**Problem details**
Go through the data below and repeat it exactly, skipping each picture.

**Exercise inputs**
---

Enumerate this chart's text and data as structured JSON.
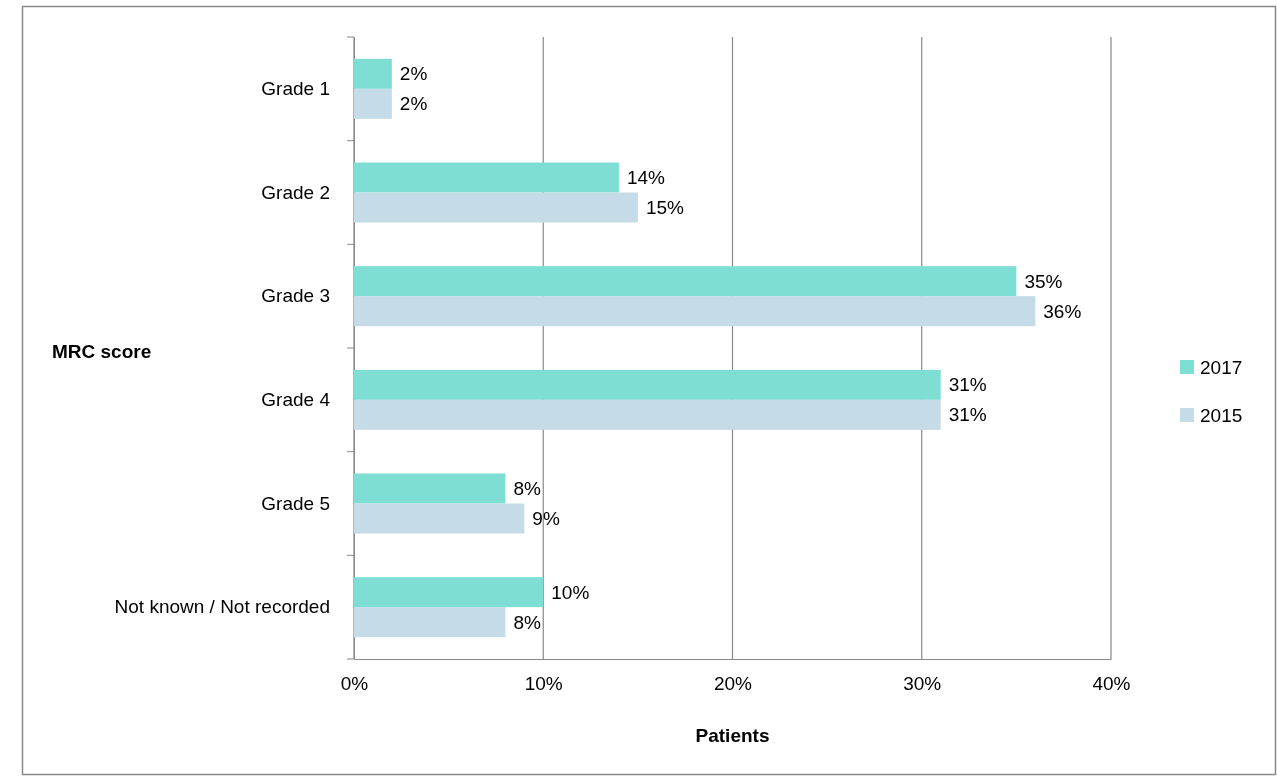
{
  "chart_data": {
    "type": "bar",
    "orientation": "horizontal",
    "xlabel": "Patients",
    "ylabel": "MRC score",
    "categories": [
      "Grade 1",
      "Grade 2",
      "Grade 3",
      "Grade 4",
      "Grade 5",
      "Not known / Not recorded"
    ],
    "series": [
      {
        "name": "2017",
        "color": "#7fded4",
        "values": [
          2,
          14,
          35,
          31,
          8,
          10
        ],
        "value_labels": [
          "2%",
          "14%",
          "35%",
          "31%",
          "8%",
          "10%"
        ]
      },
      {
        "name": "2015",
        "color": "#c5dbe7",
        "values": [
          2,
          15,
          36,
          31,
          9,
          8
        ],
        "value_labels": [
          "2%",
          "15%",
          "36%",
          "31%",
          "9%",
          "8%"
        ]
      }
    ],
    "xlim": [
      0,
      40
    ],
    "xticks": [
      {
        "value": 0,
        "label": "0%"
      },
      {
        "value": 10,
        "label": "10%"
      },
      {
        "value": 20,
        "label": "20%"
      },
      {
        "value": 30,
        "label": "30%"
      },
      {
        "value": 40,
        "label": "40%"
      }
    ],
    "grid": "x",
    "legend": "right"
  }
}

---

**The completed task**
Enumerate this chart's text and data as structured JSON.
{
  "chart_data": {
    "type": "bar",
    "orientation": "horizontal",
    "xlabel": "Patients",
    "ylabel": "MRC score",
    "categories": [
      "Grade 1",
      "Grade 2",
      "Grade 3",
      "Grade 4",
      "Grade 5",
      "Not known / Not recorded"
    ],
    "series": [
      {
        "name": "2017",
        "color": "#7fded4",
        "values": [
          2,
          14,
          35,
          31,
          8,
          10
        ],
        "value_labels": [
          "2%",
          "14%",
          "35%",
          "31%",
          "8%",
          "10%"
        ]
      },
      {
        "name": "2015",
        "color": "#c5dbe7",
        "values": [
          2,
          15,
          36,
          31,
          9,
          8
        ],
        "value_labels": [
          "2%",
          "15%",
          "36%",
          "31%",
          "9%",
          "8%"
        ]
      }
    ],
    "xlim": [
      0,
      40
    ],
    "xticks": [
      {
        "value": 0,
        "label": "0%"
      },
      {
        "value": 10,
        "label": "10%"
      },
      {
        "value": 20,
        "label": "20%"
      },
      {
        "value": 30,
        "label": "30%"
      },
      {
        "value": 40,
        "label": "40%"
      }
    ],
    "grid": "x",
    "legend": "right"
  }
}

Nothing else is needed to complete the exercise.